→ The exercise
Reproduce every line of the records from the first one down to the line containing "row-pueblo: Camasobres [1203,696,1563,733]", including that line.

→ Records supplied
============================================================
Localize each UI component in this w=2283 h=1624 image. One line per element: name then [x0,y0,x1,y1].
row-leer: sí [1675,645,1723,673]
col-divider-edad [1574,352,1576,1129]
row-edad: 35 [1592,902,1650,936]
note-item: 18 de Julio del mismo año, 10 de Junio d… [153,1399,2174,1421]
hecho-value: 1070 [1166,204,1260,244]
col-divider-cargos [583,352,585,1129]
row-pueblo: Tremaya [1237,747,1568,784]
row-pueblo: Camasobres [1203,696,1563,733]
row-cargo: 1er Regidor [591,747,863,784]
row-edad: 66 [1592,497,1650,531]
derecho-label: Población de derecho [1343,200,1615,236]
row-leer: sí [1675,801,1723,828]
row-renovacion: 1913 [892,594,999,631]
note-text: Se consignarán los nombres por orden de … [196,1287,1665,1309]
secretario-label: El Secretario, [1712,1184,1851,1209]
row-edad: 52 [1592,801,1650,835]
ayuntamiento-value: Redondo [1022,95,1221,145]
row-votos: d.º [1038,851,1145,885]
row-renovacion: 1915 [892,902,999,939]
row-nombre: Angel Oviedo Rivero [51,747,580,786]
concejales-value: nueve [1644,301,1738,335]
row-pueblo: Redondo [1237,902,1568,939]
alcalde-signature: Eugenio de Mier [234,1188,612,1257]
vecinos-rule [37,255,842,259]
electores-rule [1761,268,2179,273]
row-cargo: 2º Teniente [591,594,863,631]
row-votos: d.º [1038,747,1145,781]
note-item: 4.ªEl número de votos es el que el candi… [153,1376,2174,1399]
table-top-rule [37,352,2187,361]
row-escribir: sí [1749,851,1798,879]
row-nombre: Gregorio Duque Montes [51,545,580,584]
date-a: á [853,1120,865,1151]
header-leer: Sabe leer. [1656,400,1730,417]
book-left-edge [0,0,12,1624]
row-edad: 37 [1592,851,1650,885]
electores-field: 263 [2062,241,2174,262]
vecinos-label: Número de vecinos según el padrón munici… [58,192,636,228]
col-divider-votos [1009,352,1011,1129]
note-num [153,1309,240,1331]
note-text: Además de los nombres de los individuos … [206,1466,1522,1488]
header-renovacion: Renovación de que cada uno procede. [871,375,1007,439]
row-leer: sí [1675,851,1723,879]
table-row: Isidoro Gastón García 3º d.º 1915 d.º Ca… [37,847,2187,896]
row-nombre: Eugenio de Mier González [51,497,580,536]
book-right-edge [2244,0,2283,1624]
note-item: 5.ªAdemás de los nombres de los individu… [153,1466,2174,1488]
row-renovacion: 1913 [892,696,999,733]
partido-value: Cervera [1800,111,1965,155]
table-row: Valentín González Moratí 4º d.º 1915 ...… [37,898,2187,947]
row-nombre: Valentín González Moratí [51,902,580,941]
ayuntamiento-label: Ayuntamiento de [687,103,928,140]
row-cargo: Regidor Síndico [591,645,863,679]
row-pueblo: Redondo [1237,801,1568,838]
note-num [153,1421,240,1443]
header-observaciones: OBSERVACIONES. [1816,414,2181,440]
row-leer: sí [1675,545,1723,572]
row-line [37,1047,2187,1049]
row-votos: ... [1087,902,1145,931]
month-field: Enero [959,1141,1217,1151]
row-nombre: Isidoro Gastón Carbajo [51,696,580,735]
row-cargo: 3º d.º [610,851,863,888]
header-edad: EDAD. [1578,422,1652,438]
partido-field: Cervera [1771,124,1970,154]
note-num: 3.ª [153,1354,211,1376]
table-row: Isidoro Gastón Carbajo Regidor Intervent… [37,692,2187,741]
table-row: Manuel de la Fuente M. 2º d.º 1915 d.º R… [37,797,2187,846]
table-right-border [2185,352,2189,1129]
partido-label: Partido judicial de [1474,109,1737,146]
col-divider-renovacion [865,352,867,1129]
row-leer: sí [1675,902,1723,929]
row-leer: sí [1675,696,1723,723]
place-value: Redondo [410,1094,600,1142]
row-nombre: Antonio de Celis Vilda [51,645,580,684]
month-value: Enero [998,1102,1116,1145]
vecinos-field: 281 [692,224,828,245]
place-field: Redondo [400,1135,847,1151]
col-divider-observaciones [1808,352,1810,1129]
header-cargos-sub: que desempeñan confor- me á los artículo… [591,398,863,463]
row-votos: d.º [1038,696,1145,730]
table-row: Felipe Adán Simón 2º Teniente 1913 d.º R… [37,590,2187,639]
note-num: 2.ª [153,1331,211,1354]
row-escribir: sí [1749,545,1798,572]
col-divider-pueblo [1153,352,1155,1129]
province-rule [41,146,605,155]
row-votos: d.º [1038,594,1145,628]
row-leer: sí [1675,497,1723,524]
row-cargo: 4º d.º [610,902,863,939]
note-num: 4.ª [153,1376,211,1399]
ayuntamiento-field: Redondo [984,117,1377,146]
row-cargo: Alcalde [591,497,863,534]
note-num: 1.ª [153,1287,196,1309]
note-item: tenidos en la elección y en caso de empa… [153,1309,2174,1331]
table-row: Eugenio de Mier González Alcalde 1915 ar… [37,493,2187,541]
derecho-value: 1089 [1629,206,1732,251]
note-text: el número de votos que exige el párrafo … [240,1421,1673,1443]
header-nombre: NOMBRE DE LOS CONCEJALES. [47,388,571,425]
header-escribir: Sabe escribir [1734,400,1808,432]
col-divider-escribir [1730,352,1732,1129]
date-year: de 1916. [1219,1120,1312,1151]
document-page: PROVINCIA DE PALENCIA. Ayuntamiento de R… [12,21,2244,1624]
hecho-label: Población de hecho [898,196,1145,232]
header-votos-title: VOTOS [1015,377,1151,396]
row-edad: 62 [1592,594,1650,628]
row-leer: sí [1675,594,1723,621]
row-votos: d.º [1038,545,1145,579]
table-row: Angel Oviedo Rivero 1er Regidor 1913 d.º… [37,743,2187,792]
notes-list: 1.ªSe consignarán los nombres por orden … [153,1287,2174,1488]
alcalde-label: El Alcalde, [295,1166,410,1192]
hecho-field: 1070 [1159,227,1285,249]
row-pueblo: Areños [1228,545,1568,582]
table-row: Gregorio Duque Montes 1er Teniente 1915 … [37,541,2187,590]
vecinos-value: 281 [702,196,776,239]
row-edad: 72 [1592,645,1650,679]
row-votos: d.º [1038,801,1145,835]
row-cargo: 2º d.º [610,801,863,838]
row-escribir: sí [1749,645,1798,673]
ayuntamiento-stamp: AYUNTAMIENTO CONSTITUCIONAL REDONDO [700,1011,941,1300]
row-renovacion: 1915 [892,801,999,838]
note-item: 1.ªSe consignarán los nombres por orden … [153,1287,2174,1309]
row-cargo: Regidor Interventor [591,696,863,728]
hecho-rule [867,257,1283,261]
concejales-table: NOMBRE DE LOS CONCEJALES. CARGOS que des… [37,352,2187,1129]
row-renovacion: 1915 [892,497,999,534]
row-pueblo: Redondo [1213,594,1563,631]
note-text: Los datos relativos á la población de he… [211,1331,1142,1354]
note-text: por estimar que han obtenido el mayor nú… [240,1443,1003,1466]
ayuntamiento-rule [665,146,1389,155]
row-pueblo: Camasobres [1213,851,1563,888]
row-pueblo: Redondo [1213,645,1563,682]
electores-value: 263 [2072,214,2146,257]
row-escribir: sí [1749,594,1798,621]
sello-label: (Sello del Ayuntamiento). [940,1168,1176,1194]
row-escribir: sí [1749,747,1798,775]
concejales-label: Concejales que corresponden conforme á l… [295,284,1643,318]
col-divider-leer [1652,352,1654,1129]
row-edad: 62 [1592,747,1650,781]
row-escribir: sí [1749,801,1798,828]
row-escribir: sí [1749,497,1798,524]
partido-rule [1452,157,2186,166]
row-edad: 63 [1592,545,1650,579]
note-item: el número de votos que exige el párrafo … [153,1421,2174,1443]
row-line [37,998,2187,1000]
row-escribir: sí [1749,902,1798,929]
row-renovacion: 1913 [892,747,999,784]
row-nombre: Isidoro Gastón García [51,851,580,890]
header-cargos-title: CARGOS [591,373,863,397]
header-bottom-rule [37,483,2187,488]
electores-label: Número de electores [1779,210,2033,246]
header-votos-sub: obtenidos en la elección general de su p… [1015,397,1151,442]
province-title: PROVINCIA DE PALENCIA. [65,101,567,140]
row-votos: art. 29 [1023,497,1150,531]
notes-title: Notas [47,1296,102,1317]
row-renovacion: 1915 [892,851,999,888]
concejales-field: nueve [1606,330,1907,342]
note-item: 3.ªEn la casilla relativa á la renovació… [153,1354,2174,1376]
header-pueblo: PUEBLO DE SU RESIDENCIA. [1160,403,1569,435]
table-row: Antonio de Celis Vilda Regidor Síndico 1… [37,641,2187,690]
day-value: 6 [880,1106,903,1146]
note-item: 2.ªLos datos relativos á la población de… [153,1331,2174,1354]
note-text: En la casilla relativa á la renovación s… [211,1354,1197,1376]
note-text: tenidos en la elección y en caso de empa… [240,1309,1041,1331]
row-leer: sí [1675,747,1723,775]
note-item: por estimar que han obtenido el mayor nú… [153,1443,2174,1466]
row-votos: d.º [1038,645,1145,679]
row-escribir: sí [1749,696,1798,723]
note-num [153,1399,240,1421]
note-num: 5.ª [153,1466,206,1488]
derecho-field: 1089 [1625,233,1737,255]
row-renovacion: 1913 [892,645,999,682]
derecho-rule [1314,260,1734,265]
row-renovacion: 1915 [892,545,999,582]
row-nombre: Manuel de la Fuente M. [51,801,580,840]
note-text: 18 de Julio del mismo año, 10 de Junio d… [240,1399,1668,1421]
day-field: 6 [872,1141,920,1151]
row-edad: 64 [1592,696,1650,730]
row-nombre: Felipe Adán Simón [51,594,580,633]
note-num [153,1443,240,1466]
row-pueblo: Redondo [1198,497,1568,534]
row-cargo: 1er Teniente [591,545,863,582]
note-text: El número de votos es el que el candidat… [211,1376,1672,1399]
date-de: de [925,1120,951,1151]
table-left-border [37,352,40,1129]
============================================================
→ Solution to the exercise
Localize each UI component in this w=2283 h=1624 image. One line per element: name then [x0,y0,x1,y1].
row-leer: sí [1675,645,1723,673]
col-divider-edad [1574,352,1576,1129]
row-edad: 35 [1592,902,1650,936]
note-item: 18 de Julio del mismo año, 10 de Junio d… [153,1399,2174,1421]
hecho-value: 1070 [1166,204,1260,244]
col-divider-cargos [583,352,585,1129]
row-pueblo: Tremaya [1237,747,1568,784]
row-pueblo: Camasobres [1203,696,1563,733]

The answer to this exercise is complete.